## Problem statement
Copy every line in the records below that contains the word "Молодежная".

"""

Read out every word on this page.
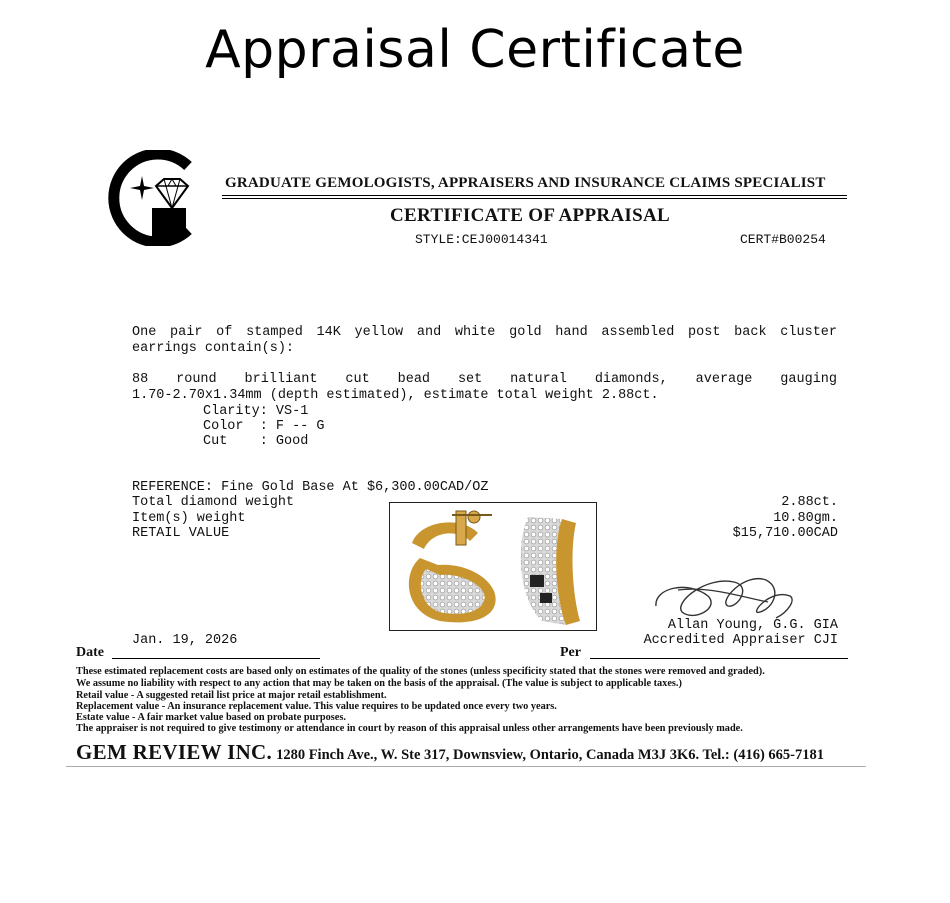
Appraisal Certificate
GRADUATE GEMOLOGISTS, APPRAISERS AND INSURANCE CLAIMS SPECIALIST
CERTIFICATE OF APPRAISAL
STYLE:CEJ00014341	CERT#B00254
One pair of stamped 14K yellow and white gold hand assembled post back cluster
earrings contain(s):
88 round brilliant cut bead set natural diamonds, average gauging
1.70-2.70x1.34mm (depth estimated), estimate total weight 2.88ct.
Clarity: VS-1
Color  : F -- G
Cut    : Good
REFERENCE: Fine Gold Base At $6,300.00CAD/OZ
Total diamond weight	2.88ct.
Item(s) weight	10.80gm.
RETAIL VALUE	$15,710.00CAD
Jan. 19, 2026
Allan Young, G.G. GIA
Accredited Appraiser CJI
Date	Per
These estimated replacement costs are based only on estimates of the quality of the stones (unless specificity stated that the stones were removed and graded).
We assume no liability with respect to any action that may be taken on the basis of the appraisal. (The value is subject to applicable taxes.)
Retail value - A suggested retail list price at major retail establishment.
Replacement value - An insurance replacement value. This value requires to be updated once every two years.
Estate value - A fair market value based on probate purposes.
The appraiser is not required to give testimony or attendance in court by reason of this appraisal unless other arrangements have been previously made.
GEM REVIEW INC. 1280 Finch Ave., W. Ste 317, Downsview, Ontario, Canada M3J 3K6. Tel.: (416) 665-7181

"""
"""

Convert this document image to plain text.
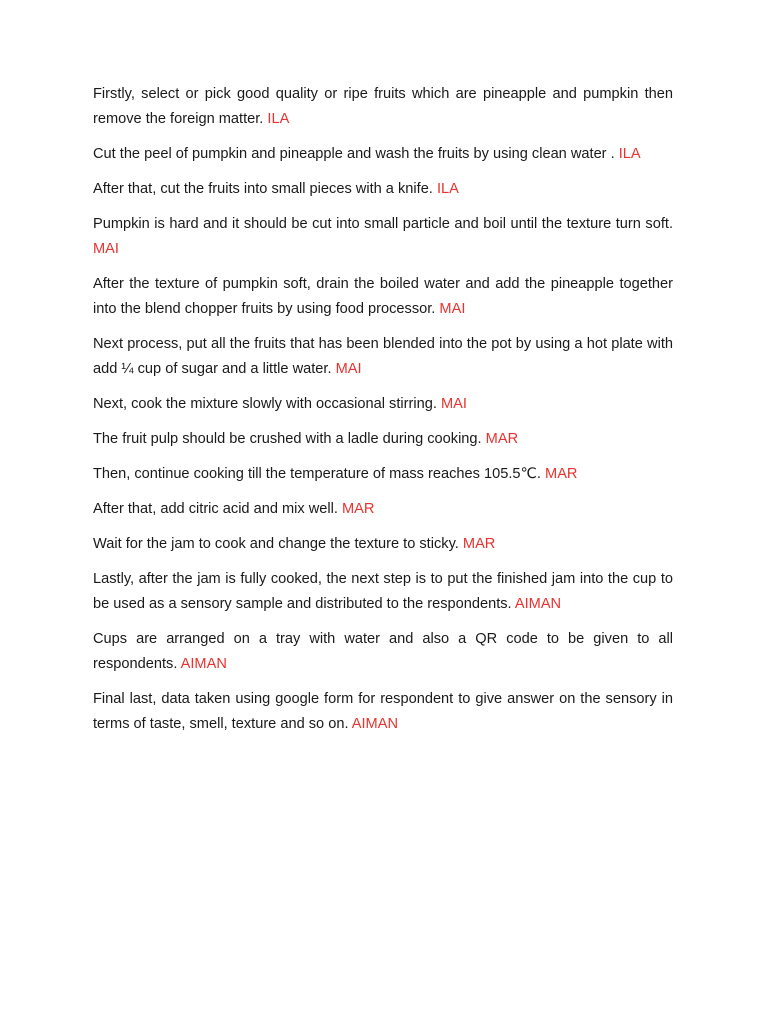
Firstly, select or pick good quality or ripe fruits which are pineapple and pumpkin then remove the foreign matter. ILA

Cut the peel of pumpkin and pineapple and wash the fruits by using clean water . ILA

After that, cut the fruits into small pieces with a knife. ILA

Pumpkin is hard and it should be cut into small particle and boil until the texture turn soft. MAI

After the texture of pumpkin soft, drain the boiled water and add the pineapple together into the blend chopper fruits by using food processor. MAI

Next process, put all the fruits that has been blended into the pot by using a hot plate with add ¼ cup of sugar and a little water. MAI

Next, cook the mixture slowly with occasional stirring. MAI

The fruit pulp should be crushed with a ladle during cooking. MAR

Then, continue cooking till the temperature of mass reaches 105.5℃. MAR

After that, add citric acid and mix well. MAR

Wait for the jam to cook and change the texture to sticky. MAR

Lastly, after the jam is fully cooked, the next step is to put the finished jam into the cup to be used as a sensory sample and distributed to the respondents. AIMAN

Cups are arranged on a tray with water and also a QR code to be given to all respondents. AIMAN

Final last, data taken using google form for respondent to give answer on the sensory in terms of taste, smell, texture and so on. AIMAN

"""
"""

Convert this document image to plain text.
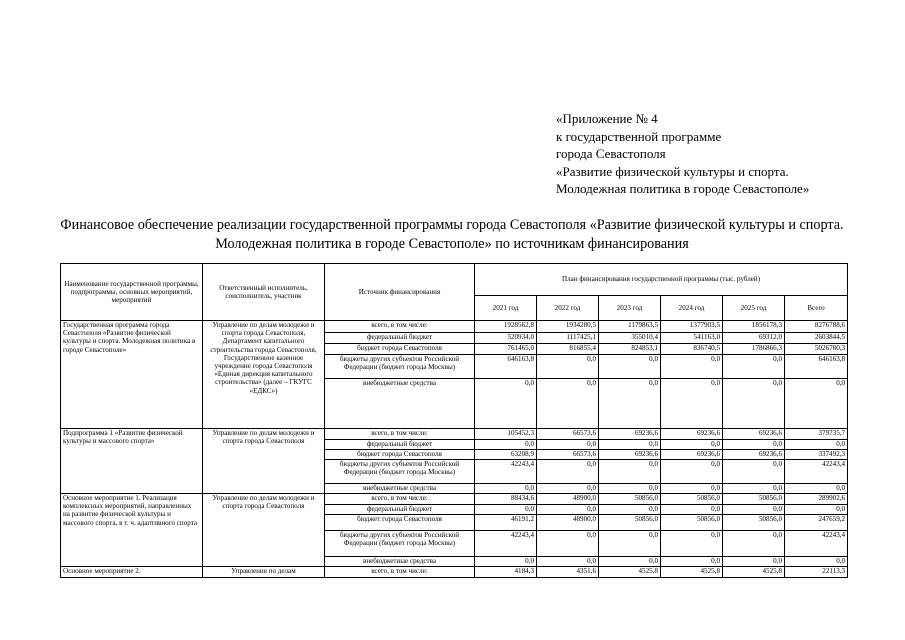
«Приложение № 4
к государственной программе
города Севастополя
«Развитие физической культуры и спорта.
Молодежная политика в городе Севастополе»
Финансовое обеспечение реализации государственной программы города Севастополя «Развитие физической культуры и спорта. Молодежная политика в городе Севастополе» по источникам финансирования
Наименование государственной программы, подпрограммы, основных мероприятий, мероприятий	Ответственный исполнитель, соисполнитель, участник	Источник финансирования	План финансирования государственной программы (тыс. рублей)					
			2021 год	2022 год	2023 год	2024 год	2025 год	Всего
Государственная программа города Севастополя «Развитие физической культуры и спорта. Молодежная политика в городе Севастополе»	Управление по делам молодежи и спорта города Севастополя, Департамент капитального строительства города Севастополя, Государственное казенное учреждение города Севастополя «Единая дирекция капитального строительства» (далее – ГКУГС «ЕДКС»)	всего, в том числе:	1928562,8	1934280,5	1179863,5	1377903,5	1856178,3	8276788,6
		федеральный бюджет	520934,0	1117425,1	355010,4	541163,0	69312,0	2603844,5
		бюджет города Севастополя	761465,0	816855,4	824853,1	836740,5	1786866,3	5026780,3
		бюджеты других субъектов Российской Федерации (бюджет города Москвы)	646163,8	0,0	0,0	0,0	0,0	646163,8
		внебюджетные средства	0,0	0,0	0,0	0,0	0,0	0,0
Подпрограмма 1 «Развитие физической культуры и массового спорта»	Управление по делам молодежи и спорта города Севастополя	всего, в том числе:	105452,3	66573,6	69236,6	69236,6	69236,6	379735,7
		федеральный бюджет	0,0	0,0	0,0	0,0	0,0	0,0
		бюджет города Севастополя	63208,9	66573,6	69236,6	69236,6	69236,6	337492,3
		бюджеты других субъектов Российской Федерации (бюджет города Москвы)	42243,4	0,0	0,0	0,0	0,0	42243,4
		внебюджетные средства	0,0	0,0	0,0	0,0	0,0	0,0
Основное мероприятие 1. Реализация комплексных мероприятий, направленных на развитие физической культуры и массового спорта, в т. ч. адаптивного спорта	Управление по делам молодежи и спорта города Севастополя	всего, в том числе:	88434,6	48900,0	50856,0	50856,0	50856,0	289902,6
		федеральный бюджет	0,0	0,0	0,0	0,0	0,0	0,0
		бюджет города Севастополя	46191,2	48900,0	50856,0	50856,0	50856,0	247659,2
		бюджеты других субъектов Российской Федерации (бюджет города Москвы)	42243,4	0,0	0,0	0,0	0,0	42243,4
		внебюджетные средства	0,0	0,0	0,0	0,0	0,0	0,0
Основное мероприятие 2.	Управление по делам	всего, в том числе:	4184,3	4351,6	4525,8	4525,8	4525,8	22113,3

"""

## Task result
Молодежная политика в городе Севастополе»
Финансовое обеспечение реализации государственной программы города Севастополя «Развитие физической культуры и спорта. Молодежная политика в городе Севастополе» по источникам финансирования
Государственная программа города Севастополя «Развитие физической культуры и спорта. Молодежная политика в городе Севастополе»	Управление по делам молодежи и спорта города Севастополя, Департамент капитального строительства города Севастополя, Государственное казенное учреждение города Севастополя «Единая дирекция капитального строительства» (далее – ГКУГС «ЕДКС»)	всего, в том числе:	1928562,8	1934280,5	1179863,5	1377903,5	1856178,3	8276788,6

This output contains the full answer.